Output the data below in full, byte for byte. Nothing may differ.

[Saved entries]
* * *

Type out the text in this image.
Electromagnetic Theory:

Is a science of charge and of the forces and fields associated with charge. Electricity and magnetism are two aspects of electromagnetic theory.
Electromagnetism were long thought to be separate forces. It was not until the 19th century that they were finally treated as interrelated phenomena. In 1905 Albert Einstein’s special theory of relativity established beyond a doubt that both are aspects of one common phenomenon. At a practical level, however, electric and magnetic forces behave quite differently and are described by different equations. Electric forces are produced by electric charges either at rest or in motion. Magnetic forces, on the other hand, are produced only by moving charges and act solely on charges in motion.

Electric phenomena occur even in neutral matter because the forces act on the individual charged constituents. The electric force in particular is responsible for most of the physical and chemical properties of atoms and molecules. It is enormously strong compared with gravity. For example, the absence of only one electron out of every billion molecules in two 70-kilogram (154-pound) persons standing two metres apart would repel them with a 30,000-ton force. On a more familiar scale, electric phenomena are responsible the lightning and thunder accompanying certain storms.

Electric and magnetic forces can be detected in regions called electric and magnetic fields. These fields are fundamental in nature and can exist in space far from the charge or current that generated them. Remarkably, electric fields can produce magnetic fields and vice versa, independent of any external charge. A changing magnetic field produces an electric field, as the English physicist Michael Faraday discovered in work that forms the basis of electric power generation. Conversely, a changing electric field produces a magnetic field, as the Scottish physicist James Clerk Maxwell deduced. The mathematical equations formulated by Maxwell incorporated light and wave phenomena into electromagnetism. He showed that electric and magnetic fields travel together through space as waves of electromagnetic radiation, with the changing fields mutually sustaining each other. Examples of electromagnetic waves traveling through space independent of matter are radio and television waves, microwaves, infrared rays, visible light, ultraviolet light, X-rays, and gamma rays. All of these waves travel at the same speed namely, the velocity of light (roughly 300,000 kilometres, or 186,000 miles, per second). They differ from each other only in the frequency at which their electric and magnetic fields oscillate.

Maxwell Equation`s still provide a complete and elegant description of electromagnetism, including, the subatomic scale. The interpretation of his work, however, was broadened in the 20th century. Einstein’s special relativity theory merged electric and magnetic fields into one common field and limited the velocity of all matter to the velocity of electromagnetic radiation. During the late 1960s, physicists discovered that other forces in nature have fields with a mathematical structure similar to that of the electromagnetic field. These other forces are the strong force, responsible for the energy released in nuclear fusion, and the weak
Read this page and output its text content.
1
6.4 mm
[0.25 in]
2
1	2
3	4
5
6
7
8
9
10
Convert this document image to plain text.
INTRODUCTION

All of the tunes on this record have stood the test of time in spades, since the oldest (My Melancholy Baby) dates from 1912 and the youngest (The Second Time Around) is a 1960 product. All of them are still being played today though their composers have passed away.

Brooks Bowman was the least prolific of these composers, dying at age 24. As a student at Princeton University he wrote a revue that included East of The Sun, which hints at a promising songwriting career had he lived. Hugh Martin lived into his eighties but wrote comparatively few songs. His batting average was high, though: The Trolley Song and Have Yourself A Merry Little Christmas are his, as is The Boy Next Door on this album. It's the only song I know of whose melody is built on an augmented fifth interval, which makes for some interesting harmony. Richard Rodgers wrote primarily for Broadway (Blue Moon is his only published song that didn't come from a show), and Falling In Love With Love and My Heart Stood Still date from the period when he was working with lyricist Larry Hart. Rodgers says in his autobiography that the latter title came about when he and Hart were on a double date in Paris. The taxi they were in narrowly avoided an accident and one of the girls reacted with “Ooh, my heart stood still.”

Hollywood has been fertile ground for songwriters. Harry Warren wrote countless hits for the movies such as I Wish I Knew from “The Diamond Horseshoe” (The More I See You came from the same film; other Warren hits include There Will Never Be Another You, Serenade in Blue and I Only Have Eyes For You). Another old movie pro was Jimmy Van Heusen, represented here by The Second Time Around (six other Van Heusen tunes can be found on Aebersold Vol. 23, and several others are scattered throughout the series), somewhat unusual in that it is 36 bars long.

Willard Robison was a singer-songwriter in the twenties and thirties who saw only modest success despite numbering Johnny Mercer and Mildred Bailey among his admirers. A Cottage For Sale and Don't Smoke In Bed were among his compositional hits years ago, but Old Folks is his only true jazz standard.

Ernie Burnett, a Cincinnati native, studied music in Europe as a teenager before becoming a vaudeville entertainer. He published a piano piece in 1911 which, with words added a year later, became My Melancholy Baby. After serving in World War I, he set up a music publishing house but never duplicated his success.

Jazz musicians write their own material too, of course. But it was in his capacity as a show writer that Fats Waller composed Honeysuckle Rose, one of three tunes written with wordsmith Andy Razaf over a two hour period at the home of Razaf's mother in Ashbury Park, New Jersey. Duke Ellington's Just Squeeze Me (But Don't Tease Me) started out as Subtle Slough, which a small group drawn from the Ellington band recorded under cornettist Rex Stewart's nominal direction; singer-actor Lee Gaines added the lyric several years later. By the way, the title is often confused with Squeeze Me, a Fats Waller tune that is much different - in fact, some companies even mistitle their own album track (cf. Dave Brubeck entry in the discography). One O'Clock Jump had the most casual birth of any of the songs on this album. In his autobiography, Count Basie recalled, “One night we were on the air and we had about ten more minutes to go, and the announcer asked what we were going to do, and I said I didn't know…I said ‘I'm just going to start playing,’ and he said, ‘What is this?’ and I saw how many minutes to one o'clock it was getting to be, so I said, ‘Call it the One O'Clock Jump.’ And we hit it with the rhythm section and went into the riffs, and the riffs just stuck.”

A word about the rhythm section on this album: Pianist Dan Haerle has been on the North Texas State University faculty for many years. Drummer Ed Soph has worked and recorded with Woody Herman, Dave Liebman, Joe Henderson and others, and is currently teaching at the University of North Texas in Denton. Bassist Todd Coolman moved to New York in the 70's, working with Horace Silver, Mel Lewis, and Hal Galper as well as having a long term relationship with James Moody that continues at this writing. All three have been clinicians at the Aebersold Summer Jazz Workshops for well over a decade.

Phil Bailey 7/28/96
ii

* * *

- _Task answer_:
Type out the text in this image.
Electromagnetic Theory:

Is a science of charge and of the forces and fields associated with charge. Electricity and magnetism are two aspects of electromagnetic theory.
Electromagnetism were long thought to be separate forces. It was not until the 19th century that they were finally treated as interrelated phenomena. In 1905 Albert Einstein’s special theory of relativity established beyond a doubt that both are aspects of one common phenomenon. At a practical level, however, electric and magnetic forces behave quite differently and are described by different equations. Electric forces are produced by electric charges either at rest or in motion. Magnetic forces, on the other hand, are produced only by moving charges and act solely on charges in motion.

Electric phenomena occur even in neutral matter because the forces act on the individual charged constituents. The electric force in particular is responsible for most of the physical and chemical properties of atoms and molecules. It is enormously strong compared with gravity. For example, the absence of only one electron out of every billion molecules in two 70-kilogram (154-pound) persons standing two metres apart would repel them with a 30,000-ton force. On a more familiar scale, electric phenomena are responsible the lightning and thunder accompanying certain storms.

Electric and magnetic forces can be detected in regions called electric and magnetic fields. These fields are fundamental in nature and can exist in space far from the charge or current that generated them. Remarkably, electric fields can produce magnetic fields and vice versa, independent of any external charge. A changing magnetic field produces an electric field, as the English physicist Michael Faraday discovered in work that forms the basis of electric power generation. Conversely, a changing electric field produces a magnetic field, as the Scottish physicist James Clerk Maxwell deduced. The mathematical equations formulated by Maxwell incorporated light and wave phenomena into electromagnetism. He showed that electric and magnetic fields travel together through space as waves of electromagnetic radiation, with the changing fields mutually sustaining each other. Examples of electromagnetic waves traveling through space independent of matter are radio and television waves, microwaves, infrared rays, visible light, ultraviolet light, X-rays, and gamma rays. All of these waves travel at the same speed namely, the velocity of light (roughly 300,000 kilometres, or 186,000 miles, per second). They differ from each other only in the frequency at which their electric and magnetic fields oscillate.

Maxwell Equation`s still provide a complete and elegant description of electromagnetism, including, the subatomic scale. The interpretation of his work, however, was broadened in the 20th century. Einstein’s special relativity theory merged electric and magnetic fields into one common field and limited the velocity of all matter to the velocity of electromagnetic radiation. During the late 1960s, physicists discovered that other forces in nature have fields with a mathematical structure similar to that of the electromagnetic field. These other forces are the strong force, responsible for the energy released in nuclear fusion, and the weak
Read this page and output its text content.
1
6.4 mm
[0.25 in]
2
1	2
3	4
5
6
7
8
9
10
Convert this document image to plain text.
INTRODUCTION

All of the tunes on this record have stood the test of time in spades, since the oldest (My Melancholy Baby) dates from 1912 and the youngest (The Second Time Around) is a 1960 product. All of them are still being played today though their composers have passed away.

Brooks Bowman was the least prolific of these composers, dying at age 24. As a student at Princeton University he wrote a revue that included East of The Sun, which hints at a promising songwriting career had he lived. Hugh Martin lived into his eighties but wrote comparatively few songs. His batting average was high, though: The Trolley Song and Have Yourself A Merry Little Christmas are his, as is The Boy Next Door on this album. It's the only song I know of whose melody is built on an augmented fifth interval, which makes for some interesting harmony. Richard Rodgers wrote primarily for Broadway (Blue Moon is his only published song that didn't come from a show), and Falling In Love With Love and My Heart Stood Still date from the period when he was working with lyricist Larry Hart. Rodgers says in his autobiography that the latter title came about when he and Hart were on a double date in Paris. The taxi they were in narrowly avoided an accident and one of the girls reacted with “Ooh, my heart stood still.”

Hollywood has been fertile ground for songwriters. Harry Warren wrote countless hits for the movies such as I Wish I Knew from “The Diamond Horseshoe” (The More I See You came from the same film; other Warren hits include There Will Never Be Another You, Serenade in Blue and I Only Have Eyes For You). Another old movie pro was Jimmy Van Heusen, represented here by The Second Time Around (six other Van Heusen tunes can be found on Aebersold Vol. 23, and several others are scattered throughout the series), somewhat unusual in that it is 36 bars long.

Willard Robison was a singer-songwriter in the twenties and thirties who saw only modest success despite numbering Johnny Mercer and Mildred Bailey among his admirers. A Cottage For Sale and Don't Smoke In Bed were among his compositional hits years ago, but Old Folks is his only true jazz standard.

Ernie Burnett, a Cincinnati native, studied music in Europe as a teenager before becoming a vaudeville entertainer. He published a piano piece in 1911 which, with words added a year later, became My Melancholy Baby. After serving in World War I, he set up a music publishing house but never duplicated his success.

Jazz musicians write their own material too, of course. But it was in his capacity as a show writer that Fats Waller composed Honeysuckle Rose, one of three tunes written with wordsmith Andy Razaf over a two hour period at the home of Razaf's mother in Ashbury Park, New Jersey. Duke Ellington's Just Squeeze Me (But Don't Tease Me) started out as Subtle Slough, which a small group drawn from the Ellington band recorded under cornettist Rex Stewart's nominal direction; singer-actor Lee Gaines added the lyric several years later. By the way, the title is often confused with Squeeze Me, a Fats Waller tune that is much different - in fact, some companies even mistitle their own album track (cf. Dave Brubeck entry in the discography). One O'Clock Jump had the most casual birth of any of the songs on this album. In his autobiography, Count Basie recalled, “One night we were on the air and we had about ten more minutes to go, and the announcer asked what we were going to do, and I said I didn't know…I said ‘I'm just going to start playing,’ and he said, ‘What is this?’ and I saw how many minutes to one o'clock it was getting to be, so I said, ‘Call it the One O'Clock Jump.’ And we hit it with the rhythm section and went into the riffs, and the riffs just stuck.”

A word about the rhythm section on this album: Pianist Dan Haerle has been on the North Texas State University faculty for many years. Drummer Ed Soph has worked and recorded with Woody Herman, Dave Liebman, Joe Henderson and others, and is currently teaching at the University of North Texas in Denton. Bassist Todd Coolman moved to New York in the 70's, working with Horace Silver, Mel Lewis, and Hal Galper as well as having a long term relationship with James Moody that continues at this writing. All three have been clinicians at the Aebersold Summer Jazz Workshops for well over a decade.

Phil Bailey 7/28/96
ii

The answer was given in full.